***** Data supplied
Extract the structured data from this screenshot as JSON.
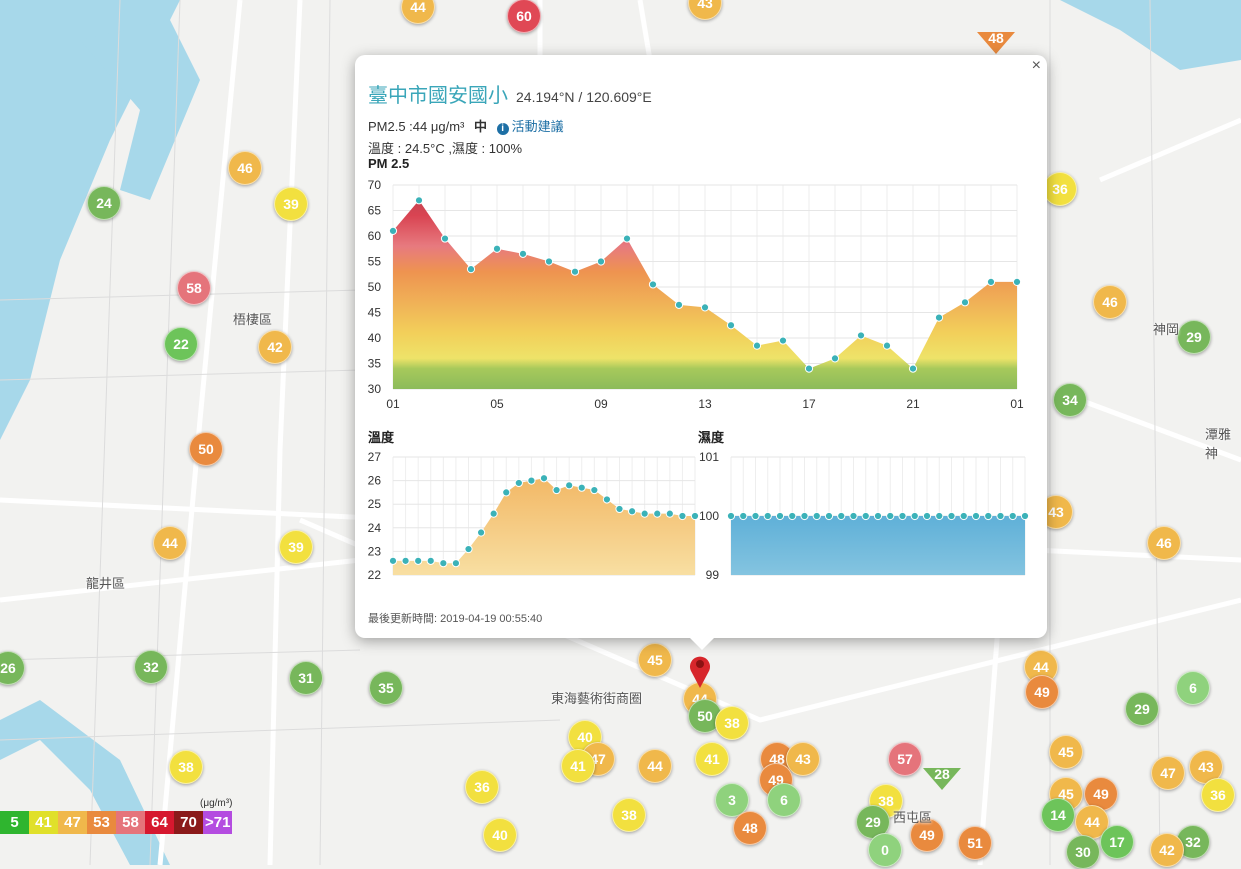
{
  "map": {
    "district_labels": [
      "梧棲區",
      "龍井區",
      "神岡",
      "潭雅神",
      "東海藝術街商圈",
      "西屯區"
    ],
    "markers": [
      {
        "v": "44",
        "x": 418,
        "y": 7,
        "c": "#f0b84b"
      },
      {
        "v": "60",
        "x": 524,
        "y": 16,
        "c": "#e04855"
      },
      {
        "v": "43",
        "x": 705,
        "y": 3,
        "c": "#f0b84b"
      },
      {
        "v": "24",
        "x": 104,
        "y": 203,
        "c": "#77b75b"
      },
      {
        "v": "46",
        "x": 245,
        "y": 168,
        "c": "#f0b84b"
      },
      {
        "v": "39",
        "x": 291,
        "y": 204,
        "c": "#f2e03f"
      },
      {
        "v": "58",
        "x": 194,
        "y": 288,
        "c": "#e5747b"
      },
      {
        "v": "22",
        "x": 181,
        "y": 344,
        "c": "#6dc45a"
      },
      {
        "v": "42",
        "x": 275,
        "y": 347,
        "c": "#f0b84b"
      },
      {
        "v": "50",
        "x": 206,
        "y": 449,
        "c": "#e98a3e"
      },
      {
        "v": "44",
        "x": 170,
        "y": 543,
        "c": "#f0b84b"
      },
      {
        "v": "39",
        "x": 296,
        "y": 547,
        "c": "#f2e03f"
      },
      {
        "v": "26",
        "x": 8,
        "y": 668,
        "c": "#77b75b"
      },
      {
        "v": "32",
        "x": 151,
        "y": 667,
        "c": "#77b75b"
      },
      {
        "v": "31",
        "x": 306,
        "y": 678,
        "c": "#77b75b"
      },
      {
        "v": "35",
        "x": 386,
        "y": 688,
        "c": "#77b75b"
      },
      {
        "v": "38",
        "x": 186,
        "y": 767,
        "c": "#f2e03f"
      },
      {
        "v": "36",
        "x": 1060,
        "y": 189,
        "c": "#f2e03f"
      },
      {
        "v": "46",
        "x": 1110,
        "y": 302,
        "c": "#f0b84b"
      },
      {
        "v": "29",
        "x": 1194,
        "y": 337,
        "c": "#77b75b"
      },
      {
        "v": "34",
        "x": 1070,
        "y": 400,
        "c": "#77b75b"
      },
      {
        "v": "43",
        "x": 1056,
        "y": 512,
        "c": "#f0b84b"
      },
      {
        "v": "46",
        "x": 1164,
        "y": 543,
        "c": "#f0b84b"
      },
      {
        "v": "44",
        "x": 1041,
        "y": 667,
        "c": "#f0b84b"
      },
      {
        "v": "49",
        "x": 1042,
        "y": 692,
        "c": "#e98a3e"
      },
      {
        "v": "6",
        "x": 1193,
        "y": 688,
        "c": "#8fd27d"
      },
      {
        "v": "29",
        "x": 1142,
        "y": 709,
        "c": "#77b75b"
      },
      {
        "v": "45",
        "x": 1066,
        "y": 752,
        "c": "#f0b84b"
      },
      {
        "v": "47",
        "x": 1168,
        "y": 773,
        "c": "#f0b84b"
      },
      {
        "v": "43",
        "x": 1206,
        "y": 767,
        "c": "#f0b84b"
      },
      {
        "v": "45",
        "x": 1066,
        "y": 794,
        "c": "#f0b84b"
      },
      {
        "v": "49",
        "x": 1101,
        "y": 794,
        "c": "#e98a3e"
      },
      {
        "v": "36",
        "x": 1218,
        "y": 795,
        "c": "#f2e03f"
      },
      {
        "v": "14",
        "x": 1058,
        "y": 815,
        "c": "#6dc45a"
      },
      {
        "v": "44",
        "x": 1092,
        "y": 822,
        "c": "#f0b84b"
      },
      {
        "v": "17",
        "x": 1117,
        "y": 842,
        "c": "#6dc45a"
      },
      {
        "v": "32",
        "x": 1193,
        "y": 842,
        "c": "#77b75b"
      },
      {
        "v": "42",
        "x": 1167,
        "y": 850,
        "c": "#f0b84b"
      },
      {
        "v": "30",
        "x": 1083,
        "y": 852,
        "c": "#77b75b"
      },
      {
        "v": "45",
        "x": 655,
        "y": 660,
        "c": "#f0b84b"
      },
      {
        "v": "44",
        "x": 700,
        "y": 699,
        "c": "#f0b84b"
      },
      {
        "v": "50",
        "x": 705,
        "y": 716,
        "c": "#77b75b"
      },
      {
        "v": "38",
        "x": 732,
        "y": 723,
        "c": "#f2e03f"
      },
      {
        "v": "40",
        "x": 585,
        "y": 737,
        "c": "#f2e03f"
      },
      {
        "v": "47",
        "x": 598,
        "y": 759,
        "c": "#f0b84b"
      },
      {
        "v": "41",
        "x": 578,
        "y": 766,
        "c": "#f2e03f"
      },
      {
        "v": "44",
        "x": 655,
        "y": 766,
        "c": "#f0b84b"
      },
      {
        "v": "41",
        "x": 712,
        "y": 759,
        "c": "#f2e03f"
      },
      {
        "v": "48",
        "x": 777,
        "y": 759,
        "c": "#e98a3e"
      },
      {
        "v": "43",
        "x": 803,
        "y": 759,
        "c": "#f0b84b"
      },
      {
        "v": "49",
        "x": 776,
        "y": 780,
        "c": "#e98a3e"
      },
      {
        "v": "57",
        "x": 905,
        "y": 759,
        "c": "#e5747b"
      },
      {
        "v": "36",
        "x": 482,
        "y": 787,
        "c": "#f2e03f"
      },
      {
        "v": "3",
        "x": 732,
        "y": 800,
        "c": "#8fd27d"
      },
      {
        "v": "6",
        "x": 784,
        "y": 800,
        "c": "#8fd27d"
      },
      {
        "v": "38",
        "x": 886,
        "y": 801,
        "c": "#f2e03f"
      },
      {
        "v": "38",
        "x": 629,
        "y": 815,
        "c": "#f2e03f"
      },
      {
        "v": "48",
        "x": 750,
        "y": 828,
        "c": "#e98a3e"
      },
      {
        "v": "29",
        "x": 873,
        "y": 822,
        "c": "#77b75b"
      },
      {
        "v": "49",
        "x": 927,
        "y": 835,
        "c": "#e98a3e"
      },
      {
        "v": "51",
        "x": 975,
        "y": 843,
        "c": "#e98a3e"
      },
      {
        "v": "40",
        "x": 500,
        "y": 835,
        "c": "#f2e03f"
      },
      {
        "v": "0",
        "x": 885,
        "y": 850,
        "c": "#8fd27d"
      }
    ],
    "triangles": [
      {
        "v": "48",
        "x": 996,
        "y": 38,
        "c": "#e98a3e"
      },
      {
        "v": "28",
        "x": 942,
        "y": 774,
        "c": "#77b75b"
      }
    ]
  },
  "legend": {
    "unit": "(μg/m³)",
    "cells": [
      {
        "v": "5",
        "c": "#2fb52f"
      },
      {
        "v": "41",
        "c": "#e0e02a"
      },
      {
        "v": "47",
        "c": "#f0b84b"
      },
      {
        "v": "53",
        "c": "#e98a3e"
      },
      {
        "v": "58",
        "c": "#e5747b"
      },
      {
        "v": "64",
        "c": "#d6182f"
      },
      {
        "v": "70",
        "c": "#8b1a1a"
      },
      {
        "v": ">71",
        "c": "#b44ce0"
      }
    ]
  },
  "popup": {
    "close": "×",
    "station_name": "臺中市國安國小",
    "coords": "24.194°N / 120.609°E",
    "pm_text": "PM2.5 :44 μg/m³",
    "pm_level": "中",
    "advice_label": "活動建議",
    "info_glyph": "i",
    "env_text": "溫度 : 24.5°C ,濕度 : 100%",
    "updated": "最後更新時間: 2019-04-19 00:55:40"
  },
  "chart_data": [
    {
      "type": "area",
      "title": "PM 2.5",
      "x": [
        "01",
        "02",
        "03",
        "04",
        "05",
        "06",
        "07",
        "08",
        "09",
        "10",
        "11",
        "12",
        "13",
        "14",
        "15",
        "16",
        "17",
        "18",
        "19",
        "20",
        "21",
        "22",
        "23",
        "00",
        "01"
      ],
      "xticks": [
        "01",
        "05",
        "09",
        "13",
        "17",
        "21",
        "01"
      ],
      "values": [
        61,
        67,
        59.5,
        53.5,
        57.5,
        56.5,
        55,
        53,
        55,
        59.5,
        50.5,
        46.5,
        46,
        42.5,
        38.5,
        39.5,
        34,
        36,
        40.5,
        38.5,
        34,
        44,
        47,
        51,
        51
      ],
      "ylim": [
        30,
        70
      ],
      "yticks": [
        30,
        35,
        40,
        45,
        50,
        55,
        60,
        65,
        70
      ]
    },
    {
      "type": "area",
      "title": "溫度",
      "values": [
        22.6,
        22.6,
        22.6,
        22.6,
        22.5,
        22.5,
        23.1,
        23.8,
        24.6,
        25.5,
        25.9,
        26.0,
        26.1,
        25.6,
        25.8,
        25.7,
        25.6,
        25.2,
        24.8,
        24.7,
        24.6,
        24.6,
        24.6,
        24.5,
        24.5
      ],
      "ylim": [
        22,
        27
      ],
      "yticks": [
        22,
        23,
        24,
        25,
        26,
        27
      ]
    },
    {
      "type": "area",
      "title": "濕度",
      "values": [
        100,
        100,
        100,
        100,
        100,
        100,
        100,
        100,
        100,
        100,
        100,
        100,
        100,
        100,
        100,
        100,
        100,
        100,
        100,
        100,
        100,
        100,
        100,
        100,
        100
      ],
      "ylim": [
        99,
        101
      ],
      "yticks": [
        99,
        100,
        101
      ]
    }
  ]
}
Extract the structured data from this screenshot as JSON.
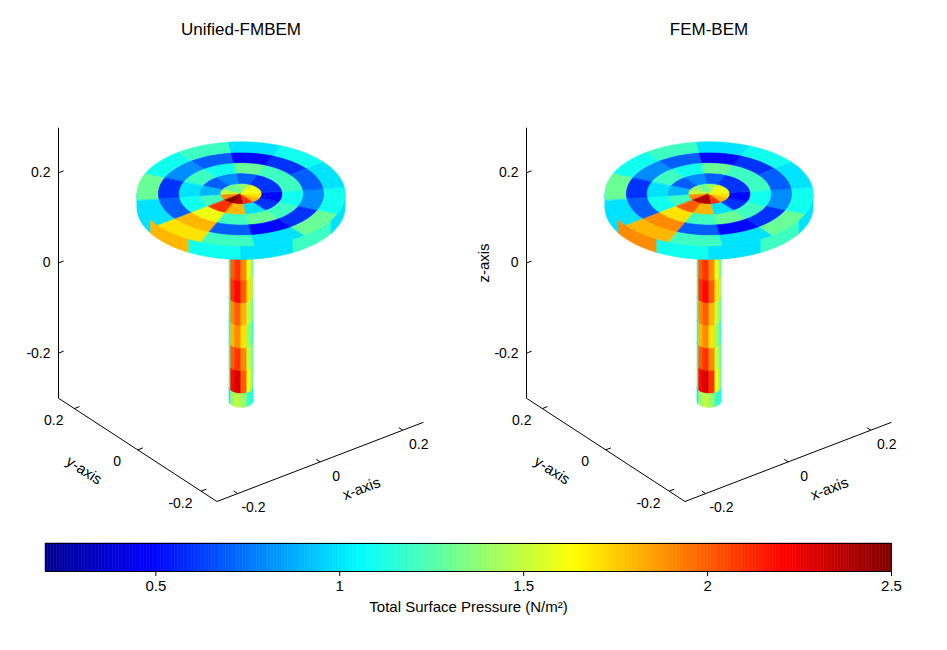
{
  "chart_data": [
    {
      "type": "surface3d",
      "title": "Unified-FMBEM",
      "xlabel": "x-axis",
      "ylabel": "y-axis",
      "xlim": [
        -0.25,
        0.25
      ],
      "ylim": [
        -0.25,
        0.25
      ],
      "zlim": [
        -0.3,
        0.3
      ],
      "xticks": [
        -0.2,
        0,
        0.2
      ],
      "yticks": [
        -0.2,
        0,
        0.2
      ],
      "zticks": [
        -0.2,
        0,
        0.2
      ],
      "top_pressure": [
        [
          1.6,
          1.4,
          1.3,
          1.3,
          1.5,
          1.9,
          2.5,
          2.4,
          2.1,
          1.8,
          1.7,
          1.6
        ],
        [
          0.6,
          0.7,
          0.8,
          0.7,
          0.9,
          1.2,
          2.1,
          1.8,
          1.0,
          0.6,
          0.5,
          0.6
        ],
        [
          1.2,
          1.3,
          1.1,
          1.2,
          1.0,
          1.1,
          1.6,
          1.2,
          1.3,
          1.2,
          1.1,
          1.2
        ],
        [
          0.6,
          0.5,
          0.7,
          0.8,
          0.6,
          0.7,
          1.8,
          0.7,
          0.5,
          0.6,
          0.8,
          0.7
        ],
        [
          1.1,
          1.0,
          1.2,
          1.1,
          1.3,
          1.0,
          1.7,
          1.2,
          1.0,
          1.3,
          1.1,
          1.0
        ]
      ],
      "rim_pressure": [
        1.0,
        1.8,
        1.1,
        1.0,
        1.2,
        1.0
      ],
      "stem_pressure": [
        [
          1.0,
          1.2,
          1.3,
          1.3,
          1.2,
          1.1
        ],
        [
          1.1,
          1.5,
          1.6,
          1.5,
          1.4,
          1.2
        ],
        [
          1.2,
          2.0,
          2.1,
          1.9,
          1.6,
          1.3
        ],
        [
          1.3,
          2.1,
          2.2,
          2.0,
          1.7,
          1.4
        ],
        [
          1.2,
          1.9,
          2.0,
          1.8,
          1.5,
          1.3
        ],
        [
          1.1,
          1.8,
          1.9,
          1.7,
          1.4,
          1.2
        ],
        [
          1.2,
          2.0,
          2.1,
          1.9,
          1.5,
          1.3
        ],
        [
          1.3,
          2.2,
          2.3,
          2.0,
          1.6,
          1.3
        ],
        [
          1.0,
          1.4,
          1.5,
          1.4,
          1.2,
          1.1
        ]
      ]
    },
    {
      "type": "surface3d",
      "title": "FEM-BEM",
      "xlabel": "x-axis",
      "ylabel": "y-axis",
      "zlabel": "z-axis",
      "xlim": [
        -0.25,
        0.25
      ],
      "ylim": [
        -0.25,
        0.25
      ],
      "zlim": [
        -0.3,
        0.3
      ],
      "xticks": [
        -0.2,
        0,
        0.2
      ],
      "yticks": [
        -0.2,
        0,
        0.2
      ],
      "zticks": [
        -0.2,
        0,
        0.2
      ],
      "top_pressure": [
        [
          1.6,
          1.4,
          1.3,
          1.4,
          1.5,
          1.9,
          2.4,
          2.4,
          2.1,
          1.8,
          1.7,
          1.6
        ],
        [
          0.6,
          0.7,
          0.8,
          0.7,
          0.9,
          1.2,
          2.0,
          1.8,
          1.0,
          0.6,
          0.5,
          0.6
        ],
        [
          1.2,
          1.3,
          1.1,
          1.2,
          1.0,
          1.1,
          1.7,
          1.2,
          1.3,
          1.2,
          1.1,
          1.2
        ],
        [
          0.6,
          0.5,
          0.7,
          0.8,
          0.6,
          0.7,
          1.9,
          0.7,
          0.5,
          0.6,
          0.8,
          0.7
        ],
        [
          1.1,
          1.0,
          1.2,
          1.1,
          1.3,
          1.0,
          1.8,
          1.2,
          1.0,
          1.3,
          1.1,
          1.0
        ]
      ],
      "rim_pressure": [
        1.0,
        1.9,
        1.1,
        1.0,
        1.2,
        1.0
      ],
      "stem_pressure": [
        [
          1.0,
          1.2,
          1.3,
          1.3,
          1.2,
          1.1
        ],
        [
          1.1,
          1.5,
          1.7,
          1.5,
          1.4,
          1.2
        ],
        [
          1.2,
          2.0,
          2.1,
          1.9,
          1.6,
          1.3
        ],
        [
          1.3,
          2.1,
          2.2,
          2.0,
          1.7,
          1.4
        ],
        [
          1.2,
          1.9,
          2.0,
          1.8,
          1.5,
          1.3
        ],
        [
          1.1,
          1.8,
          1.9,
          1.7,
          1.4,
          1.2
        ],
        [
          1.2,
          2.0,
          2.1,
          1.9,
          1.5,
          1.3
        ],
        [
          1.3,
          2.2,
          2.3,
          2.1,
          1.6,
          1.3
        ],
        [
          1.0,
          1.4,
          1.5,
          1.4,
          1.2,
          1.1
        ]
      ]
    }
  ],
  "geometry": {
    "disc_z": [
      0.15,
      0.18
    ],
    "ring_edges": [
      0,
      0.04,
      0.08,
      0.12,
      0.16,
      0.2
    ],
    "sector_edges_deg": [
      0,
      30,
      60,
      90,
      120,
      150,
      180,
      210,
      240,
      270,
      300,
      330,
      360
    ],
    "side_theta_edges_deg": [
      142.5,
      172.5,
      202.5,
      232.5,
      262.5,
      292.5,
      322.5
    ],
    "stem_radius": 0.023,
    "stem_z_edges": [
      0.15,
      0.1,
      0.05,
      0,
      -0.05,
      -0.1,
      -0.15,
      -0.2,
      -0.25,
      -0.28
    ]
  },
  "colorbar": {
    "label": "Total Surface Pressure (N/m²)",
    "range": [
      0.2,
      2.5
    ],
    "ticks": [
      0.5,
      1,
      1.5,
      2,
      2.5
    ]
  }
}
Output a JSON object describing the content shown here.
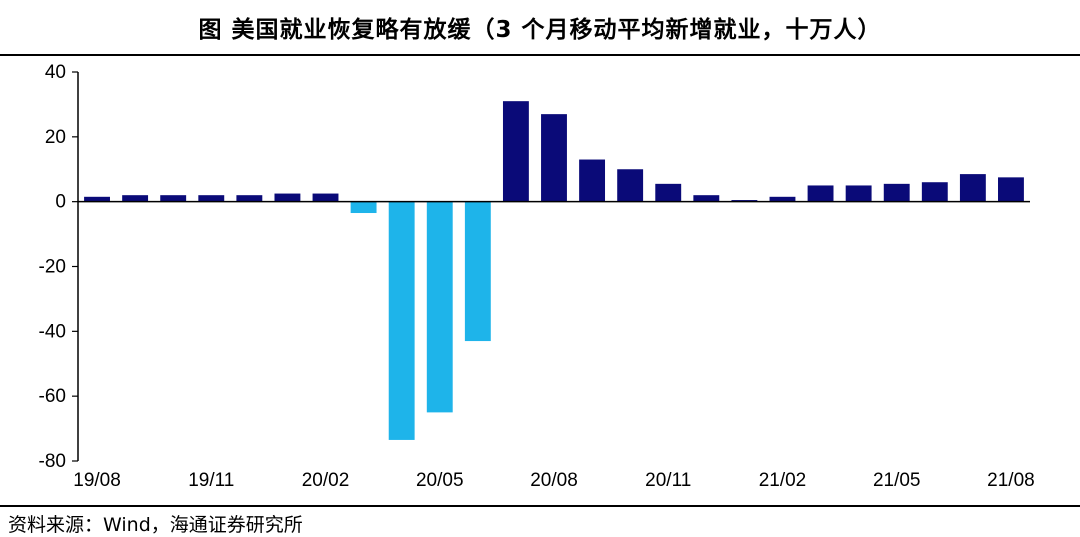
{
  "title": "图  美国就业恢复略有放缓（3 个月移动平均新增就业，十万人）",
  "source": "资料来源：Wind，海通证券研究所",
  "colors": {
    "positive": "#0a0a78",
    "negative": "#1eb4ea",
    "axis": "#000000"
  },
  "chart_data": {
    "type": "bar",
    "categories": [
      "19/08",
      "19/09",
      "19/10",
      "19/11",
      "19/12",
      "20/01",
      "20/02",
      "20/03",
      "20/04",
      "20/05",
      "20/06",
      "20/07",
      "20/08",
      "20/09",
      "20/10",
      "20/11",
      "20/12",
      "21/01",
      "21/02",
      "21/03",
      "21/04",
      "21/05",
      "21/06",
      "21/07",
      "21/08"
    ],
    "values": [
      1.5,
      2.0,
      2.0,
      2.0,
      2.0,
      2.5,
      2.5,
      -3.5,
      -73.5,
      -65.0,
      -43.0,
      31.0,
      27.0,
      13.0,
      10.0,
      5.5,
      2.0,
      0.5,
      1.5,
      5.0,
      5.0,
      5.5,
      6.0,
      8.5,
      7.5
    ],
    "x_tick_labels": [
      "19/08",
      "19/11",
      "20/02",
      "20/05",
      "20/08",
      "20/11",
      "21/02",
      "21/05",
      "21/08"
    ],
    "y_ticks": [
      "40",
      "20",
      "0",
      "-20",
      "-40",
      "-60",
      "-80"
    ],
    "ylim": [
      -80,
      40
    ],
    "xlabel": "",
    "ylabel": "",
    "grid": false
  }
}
**********
**Instructions to follow:** Set down the line containing "Output a JSON", then every later line through the end of the material, exactly as written; omit any picture.

**Output for this task:**
Output a JSON object describing the content shown here.
{
  "title": "图  美国就业恢复略有放缓（3 个月移动平均新增就业，十万人）",
  "source": "资料来源：Wind，海通证券研究所",
  "colors": {
    "positive": "#0a0a78",
    "negative": "#1eb4ea",
    "axis": "#000000"
  },
  "chart_data": {
    "type": "bar",
    "categories": [
      "19/08",
      "19/09",
      "19/10",
      "19/11",
      "19/12",
      "20/01",
      "20/02",
      "20/03",
      "20/04",
      "20/05",
      "20/06",
      "20/07",
      "20/08",
      "20/09",
      "20/10",
      "20/11",
      "20/12",
      "21/01",
      "21/02",
      "21/03",
      "21/04",
      "21/05",
      "21/06",
      "21/07",
      "21/08"
    ],
    "values": [
      1.5,
      2.0,
      2.0,
      2.0,
      2.0,
      2.5,
      2.5,
      -3.5,
      -73.5,
      -65.0,
      -43.0,
      31.0,
      27.0,
      13.0,
      10.0,
      5.5,
      2.0,
      0.5,
      1.5,
      5.0,
      5.0,
      5.5,
      6.0,
      8.5,
      7.5
    ],
    "x_tick_labels": [
      "19/08",
      "19/11",
      "20/02",
      "20/05",
      "20/08",
      "20/11",
      "21/02",
      "21/05",
      "21/08"
    ],
    "y_ticks": [
      "40",
      "20",
      "0",
      "-20",
      "-40",
      "-60",
      "-80"
    ],
    "ylim": [
      -80,
      40
    ],
    "xlabel": "",
    "ylabel": "",
    "grid": false
  }
}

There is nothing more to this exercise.